SELECTION:
::::::::::
In our paper research, for datasets with more than 21k categories, we basically pre-trained with overall batch size of 8192 (64×128).

If you wish to distribute pre-train across multiple nodes, the following must be done.

Set the MASTER_ADDR environment variable which is the IP address of the machine in rank 0.

Set the -npernode and -np arguments of mpirun command.

-npernode means GPUs (processes) per node and -np means overall the number of GPUs (processes).

Or you can run the job script scripts/pretrain.sh (support multiple nodes training with OpenMPI). Note, the setup is multiple nodes and using a large number of GPUs (32 nodes and 128 GPUs for pre-train).

When running with the script above, please make your dataset structure as following.

/PATH/TO/VisualAtom21000/
    image/
        00000/
        00000_0000.png
        00000_0001.png
        ...
        00001/
        00001_0000.png
        00001_0001.png
        ...
        ...
    ...

After above pre-training, trained models are created like output/pretrain/pretrain_deit_base_VisualAtom21000_1.0e-3/model_best.pth.tar and output/pretrain/pretrain_deit_base_VisualAtom21000_1.0e-3/last.pth.tar. Moreover, you can resume the training from a checkpoint by setting --resume parameter.

Please see the script and code files for details on each arguments.

Pre-training with shard dataset

Shard dataset is also available for accelerating IO processing. To make shard dataset, please refer to this repository: https://github.com/webdataset/webdataset. Here is an Example of training with shard dataset.

Example : with deit_base, pre-train VisualAtom-21k(shard), 4 GPUs (Batch Size = 64×4 = 256)

$ mpirun -npernode 4 -np 4 \
  python pretrain.py /NOT/WORKING \
    -w --trainshards /PATH/TO/VisualAtom21000/SHARDS-{000000..002099}.tar \
    --model deit_base_patch16_224 --experiment pretrain_deit_base_VisualAtom21000_1.0e-3_shards \
    --input-size 3 224 224 \
    --sched cosine_iter --epochs 90 --lr 1.0e-3 --weight-decay 0.05 \
    --min-lr 1.0e-5 --warmup-lr 1.0e-6 --warmup-iter 5000 --cooldown-epochs 0 \
    --batch-size 64 --opt adamw --num-classes 21000 \
    --smoothing 0.1 --drop-path 0.1 --aa rand-m9-mstd0.5-inc1 \
    --repeated-aug --mixup 0.8 --cutmix 1.0 --reprob 0.25 \
    --remode pixel --interpolation bicubic --hflip 0.0 \
    -j 1 --eval-metric loss --no-prefetcher \
    --interval_saved_epochs 10 --output ./output/pretrain \
    --amp \
    --log-wandb

When running with the script above with shard dataset, please make your shard dataset structure as following.
::::::::::
Coordinate annotation records
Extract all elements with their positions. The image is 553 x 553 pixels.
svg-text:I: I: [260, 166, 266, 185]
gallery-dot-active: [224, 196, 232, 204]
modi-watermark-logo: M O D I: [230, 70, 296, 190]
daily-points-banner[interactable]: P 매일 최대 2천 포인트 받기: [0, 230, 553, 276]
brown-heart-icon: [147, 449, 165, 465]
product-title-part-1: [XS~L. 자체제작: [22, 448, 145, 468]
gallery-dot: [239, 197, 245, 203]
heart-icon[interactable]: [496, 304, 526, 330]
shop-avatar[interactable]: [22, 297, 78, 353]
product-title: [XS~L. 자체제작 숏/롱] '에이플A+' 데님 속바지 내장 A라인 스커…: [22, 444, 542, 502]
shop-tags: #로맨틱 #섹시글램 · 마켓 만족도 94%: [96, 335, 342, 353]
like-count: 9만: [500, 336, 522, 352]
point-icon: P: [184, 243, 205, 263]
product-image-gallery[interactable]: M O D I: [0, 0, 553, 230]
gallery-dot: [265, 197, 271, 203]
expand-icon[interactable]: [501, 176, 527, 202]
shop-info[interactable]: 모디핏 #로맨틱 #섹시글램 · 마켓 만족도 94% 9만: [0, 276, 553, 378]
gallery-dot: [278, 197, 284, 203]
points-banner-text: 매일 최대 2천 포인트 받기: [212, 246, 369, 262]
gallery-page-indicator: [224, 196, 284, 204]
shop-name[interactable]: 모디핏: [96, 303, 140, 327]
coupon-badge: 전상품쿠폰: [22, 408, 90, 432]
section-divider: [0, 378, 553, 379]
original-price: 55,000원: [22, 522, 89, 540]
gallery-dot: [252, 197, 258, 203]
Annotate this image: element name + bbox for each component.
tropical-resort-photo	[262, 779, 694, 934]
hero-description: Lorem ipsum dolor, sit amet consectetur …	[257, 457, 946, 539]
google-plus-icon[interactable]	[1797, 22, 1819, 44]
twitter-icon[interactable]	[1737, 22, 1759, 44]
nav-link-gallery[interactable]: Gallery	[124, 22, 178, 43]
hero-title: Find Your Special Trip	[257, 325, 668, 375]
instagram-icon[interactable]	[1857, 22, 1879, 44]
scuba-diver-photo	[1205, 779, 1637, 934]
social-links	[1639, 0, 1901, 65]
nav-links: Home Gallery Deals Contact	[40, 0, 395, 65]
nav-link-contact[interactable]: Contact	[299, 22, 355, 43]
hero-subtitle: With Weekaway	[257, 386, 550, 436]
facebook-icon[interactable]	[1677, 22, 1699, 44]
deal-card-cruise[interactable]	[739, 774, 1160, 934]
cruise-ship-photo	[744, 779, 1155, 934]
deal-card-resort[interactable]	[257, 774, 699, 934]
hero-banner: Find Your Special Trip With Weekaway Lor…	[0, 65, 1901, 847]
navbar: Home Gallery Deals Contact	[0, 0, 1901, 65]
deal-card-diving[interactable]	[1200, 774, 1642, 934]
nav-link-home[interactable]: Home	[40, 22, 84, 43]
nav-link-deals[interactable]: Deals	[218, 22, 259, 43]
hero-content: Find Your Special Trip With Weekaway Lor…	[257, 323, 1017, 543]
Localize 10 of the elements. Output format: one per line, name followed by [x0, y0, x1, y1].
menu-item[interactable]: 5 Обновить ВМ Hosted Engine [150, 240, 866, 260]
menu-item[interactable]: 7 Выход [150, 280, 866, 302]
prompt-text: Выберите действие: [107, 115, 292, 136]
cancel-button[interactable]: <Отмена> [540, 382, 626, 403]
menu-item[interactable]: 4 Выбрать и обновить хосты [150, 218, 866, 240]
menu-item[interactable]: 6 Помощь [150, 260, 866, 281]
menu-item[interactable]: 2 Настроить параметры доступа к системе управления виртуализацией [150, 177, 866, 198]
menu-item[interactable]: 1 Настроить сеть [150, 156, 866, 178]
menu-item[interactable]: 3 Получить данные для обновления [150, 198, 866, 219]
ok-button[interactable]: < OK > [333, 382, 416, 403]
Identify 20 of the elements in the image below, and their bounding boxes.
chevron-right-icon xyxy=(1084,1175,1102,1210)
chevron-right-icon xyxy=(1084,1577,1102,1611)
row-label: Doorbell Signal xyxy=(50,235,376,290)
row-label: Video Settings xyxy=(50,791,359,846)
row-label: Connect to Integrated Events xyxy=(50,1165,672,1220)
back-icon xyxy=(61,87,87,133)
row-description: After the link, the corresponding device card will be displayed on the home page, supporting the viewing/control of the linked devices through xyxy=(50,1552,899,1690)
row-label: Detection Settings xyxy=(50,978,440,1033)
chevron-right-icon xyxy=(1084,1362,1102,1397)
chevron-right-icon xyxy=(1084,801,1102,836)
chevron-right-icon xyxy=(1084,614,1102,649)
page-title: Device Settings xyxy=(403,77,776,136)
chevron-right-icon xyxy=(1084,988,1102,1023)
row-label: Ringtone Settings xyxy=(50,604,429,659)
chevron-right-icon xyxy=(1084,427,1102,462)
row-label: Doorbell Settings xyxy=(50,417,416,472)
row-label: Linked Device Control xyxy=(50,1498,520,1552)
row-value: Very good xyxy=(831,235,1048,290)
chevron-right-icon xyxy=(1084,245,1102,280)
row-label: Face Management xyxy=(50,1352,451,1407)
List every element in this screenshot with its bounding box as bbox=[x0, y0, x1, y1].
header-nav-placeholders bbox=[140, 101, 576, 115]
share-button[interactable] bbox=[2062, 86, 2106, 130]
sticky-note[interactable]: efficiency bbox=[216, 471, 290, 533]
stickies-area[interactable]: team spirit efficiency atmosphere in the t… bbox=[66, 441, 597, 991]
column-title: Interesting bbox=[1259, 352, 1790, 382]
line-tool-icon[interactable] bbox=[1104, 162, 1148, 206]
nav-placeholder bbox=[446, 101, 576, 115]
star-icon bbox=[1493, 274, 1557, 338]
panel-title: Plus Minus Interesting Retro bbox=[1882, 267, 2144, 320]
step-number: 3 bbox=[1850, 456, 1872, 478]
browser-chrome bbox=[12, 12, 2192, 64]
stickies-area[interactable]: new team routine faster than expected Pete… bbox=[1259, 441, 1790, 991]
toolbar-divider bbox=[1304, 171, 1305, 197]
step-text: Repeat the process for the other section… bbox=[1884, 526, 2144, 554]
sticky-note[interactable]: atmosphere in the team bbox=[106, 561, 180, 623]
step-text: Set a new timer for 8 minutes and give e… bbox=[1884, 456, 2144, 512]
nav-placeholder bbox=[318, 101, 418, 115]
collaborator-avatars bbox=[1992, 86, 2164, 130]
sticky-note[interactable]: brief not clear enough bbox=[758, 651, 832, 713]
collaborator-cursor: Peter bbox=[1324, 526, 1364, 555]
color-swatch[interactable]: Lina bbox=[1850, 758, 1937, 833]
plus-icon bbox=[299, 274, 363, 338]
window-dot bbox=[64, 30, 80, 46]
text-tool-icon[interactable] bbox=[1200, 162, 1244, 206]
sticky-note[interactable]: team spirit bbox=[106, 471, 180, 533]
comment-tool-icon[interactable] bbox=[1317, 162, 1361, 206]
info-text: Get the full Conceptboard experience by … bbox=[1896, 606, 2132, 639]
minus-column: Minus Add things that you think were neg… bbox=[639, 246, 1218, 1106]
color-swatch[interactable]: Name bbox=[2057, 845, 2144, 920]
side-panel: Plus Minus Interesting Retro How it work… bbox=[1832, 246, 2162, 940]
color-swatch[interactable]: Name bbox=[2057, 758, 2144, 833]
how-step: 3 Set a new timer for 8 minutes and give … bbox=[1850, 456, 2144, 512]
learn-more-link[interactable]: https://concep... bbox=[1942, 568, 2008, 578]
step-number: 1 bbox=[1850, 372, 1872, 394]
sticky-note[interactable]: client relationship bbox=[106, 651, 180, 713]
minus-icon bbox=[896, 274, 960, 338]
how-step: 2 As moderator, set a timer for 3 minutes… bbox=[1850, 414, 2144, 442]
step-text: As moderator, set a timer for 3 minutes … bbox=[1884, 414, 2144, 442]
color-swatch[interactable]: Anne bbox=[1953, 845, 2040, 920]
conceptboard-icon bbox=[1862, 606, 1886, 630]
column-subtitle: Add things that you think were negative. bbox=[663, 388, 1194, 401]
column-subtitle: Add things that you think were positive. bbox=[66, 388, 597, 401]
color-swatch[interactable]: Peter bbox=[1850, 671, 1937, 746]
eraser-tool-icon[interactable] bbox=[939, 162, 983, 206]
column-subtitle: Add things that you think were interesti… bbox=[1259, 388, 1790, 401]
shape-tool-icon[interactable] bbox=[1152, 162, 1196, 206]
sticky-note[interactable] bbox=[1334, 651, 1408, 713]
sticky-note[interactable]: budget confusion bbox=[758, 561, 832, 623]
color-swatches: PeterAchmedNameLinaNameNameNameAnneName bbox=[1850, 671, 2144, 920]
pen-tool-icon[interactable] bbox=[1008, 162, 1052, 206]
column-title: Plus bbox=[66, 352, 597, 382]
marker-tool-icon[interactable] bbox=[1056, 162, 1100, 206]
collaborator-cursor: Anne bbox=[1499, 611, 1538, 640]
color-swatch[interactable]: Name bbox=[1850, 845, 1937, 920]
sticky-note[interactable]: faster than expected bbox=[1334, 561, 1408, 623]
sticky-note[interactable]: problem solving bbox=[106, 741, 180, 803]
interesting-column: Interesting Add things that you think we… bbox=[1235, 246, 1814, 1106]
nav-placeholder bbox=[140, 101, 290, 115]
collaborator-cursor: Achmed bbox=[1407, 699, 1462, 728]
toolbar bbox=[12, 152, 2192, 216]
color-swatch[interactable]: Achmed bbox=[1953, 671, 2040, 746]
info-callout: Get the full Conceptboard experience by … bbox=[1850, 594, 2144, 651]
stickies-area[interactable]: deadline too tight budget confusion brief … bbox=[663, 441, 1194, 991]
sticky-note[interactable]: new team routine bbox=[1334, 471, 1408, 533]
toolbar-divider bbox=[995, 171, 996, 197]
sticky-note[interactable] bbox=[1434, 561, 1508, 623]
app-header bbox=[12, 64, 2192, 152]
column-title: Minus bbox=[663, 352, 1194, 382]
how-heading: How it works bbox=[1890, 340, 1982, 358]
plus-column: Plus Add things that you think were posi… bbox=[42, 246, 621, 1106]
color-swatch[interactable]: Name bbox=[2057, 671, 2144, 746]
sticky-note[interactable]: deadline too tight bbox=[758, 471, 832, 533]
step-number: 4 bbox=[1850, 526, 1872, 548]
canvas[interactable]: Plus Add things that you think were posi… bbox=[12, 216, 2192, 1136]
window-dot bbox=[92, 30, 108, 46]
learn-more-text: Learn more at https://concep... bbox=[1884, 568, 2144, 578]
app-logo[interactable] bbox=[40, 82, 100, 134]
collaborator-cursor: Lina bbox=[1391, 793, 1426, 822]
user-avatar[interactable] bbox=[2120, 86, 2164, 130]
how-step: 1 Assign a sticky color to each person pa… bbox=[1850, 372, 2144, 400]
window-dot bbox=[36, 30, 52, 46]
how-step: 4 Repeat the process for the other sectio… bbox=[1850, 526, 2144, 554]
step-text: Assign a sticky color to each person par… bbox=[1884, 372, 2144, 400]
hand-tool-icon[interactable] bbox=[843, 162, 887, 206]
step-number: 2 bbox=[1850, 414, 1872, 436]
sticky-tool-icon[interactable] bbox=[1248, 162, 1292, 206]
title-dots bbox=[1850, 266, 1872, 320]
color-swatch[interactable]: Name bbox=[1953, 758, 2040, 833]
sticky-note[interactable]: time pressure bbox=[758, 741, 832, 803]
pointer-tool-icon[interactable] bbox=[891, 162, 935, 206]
::::::::::
THINGS TO DO:
1. List every .png file name that appears in the dataset structure in the pre-training guide.
2. Pick up the pre-training guide where it stops and carry it on.

ANSWER SET:
1. 00000_0000.png, 00000_0001.png, 00001_0000.png, 00001_0001.png

2.
/PATH/TO/VisualAtom21000/
    SHARDS-000000.tar
    SHARDS-000001.tar
    ...
    SHARDS-002099.tar

Pre-trained models

Our pre-trained models are available in this [Link].

We have mainly prepared three different pre-trained models. These pre-trained models are ViT-Tiny/Base (patch size of 16, input size of 224) pre-trained on VisualAtom-1k/21k and Swin-Base (patch size of 7, window size of 7, input size of 224) pre-trained on VisualAtom-21k.

vit_tiny_with_visualatom_1k.pth.tar: timm model is deit_tiny_patch16_224, pre-trained on VisualAtom-1k
vit_base_with_visualatom_21k.pth.tar: timm model is deit_base_patch16_224, pre-trained on VisualAtom-21k
swin_base_with_visualatom_21k.pth.tar: timm model is swin_base_patch4_window7_224, pre-trained on VisualAtom-21k

Fine-tuning

We used fine-tuning scripts based on Nakashima_2022_AAAI.

Run the python script finetune.py, you additionally train other datasets from your pre-trained model.

In order to use the fine-tuning code, you must prepare a fine-tuning dataset (e.g., CIFAR-10/100, ImageNet-1k, Pascal VOC 2012). You should set the dataset as the following structure.

/PATH/TO/DATASET/
  train/
    class1/
      img1.jpeg
      ...
    class2/
      img2.jpeg
      ...
    ...
  val/
    class1/
      img3.jpeg
      ...
    class2/
      img4.jpeg
      ...
    ...

Basically, you can run the python script finetune.py with the following command.

Example : with deit_base, fine-tune CIFAR10 from pre-trained model (with VisualAtom-21k), 8 GPUs (Batch Size = 96×8 = 768)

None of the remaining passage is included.